Using the material below, copy every line where "ORDEN" appears.

Data excerpts
╔══

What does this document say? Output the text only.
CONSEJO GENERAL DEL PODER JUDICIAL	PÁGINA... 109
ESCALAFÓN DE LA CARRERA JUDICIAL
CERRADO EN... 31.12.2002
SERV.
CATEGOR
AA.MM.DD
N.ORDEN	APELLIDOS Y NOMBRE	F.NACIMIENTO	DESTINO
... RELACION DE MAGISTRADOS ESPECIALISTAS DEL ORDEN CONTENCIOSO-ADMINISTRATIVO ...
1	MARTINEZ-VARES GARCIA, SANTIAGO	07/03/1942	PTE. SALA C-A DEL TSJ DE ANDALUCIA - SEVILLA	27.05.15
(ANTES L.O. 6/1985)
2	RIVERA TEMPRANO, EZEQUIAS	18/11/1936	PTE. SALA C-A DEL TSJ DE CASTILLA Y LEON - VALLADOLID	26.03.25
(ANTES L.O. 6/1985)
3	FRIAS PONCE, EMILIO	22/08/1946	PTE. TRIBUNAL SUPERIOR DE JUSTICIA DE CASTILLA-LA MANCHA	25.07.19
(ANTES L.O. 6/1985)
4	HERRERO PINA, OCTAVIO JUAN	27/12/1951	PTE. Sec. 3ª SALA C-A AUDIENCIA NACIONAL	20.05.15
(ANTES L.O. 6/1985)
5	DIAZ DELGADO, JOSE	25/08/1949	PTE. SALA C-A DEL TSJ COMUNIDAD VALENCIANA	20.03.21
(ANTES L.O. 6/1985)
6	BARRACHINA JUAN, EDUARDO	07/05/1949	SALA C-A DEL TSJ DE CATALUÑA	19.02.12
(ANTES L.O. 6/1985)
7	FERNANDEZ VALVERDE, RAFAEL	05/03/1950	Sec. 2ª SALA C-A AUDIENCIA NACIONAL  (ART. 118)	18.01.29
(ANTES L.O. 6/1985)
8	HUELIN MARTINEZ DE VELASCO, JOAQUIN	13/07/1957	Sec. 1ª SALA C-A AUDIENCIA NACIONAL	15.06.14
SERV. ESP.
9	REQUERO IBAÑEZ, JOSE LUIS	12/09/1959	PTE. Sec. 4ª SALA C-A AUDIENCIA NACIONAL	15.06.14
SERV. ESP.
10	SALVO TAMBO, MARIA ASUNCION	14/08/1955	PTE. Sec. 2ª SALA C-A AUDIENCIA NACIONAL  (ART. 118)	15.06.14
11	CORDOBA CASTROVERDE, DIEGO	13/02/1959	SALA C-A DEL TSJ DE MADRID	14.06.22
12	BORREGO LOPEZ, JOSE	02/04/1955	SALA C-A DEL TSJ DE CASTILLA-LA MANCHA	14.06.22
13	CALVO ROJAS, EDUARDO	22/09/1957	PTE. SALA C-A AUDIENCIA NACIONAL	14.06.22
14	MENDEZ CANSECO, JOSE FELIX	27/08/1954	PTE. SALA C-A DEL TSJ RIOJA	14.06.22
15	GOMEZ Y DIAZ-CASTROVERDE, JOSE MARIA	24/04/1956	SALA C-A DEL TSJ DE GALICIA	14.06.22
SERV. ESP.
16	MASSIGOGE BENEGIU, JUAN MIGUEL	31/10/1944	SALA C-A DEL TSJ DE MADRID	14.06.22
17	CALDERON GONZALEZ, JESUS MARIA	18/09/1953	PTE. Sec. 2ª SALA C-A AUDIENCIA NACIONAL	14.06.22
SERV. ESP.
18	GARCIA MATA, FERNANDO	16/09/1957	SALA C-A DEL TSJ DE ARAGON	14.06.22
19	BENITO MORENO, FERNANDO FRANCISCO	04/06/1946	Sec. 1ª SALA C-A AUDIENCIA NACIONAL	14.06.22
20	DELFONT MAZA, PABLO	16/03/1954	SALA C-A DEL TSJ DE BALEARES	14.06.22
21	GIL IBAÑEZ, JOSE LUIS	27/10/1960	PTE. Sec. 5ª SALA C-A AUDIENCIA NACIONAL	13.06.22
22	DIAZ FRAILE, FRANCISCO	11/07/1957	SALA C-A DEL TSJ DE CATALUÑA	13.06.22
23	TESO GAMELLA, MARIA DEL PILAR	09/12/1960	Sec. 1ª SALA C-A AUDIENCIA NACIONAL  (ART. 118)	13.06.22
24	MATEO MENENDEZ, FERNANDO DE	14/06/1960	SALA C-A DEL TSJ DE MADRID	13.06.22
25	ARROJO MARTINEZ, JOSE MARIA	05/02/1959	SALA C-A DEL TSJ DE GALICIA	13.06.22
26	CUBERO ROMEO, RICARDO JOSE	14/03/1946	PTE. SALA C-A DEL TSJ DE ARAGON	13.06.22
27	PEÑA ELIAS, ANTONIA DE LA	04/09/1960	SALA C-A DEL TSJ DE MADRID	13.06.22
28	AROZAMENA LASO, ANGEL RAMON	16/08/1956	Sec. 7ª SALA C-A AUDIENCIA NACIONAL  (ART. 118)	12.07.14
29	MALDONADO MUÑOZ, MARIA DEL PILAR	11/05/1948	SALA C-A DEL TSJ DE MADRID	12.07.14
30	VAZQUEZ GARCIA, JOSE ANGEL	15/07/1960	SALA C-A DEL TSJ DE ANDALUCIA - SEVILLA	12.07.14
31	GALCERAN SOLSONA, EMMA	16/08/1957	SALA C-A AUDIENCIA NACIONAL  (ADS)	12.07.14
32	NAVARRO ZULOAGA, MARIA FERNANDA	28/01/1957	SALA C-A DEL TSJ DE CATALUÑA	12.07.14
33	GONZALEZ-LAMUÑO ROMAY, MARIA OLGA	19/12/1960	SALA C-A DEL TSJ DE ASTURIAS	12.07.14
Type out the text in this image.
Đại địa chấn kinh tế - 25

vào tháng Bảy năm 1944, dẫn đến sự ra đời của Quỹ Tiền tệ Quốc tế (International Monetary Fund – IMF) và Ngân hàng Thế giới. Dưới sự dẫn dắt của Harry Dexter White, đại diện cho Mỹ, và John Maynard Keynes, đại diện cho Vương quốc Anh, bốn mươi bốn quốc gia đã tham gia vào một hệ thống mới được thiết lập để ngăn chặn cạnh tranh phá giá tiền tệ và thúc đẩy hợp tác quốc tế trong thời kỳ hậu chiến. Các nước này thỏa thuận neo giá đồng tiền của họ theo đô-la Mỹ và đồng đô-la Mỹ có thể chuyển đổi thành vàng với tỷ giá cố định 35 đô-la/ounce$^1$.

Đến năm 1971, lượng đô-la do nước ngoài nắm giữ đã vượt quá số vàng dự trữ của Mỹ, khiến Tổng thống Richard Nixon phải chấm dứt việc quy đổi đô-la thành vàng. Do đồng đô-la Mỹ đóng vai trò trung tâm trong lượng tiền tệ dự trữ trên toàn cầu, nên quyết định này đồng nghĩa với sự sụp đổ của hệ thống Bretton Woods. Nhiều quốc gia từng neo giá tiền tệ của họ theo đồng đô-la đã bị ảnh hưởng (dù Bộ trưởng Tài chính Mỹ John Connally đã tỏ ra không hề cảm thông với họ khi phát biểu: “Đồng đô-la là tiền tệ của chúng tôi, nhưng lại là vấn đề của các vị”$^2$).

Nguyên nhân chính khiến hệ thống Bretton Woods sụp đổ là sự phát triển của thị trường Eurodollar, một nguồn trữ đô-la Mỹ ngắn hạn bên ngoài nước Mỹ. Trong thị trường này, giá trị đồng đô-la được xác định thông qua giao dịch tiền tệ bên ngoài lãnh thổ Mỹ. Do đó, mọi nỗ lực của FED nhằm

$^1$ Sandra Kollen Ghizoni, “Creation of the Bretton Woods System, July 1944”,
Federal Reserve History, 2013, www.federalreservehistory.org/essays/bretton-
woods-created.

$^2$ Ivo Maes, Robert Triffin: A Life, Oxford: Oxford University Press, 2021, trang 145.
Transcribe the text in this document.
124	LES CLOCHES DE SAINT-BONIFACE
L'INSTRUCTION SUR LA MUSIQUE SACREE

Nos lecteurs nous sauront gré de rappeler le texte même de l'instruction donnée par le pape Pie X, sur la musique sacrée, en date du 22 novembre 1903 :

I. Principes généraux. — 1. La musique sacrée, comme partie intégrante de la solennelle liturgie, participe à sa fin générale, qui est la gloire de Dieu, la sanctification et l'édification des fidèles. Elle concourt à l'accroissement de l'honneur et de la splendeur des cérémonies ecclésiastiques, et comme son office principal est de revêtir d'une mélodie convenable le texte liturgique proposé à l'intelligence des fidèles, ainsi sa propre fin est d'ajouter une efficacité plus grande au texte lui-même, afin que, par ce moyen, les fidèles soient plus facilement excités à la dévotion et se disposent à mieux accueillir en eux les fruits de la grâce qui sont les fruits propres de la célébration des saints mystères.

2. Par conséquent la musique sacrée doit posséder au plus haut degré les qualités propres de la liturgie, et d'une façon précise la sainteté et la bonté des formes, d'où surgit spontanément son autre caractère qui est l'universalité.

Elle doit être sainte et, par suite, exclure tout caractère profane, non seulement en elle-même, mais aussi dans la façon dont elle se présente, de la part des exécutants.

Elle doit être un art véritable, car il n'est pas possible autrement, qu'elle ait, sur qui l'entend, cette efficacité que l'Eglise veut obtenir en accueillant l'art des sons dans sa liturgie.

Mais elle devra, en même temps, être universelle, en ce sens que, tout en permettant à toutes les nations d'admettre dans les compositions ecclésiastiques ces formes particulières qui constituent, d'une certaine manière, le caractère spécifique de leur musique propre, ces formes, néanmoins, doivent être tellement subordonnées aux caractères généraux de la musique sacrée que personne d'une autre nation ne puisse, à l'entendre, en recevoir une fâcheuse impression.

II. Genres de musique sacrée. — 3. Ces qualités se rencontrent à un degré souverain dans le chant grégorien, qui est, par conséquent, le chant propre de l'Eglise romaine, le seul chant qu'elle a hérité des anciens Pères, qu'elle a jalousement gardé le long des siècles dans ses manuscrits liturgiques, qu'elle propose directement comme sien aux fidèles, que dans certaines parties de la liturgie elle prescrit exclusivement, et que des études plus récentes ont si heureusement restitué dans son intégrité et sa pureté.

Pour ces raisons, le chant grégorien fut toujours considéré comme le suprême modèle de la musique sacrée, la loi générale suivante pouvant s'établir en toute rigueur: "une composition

╚══

### Response to the exercise:
N.ORDEN	APELLIDOS Y NOMBRE	F.NACIMIENTO	DESTINO
... RELACION DE MAGISTRADOS ESPECIALISTAS DEL ORDEN CONTENCIOSO-ADMINISTRATIVO ...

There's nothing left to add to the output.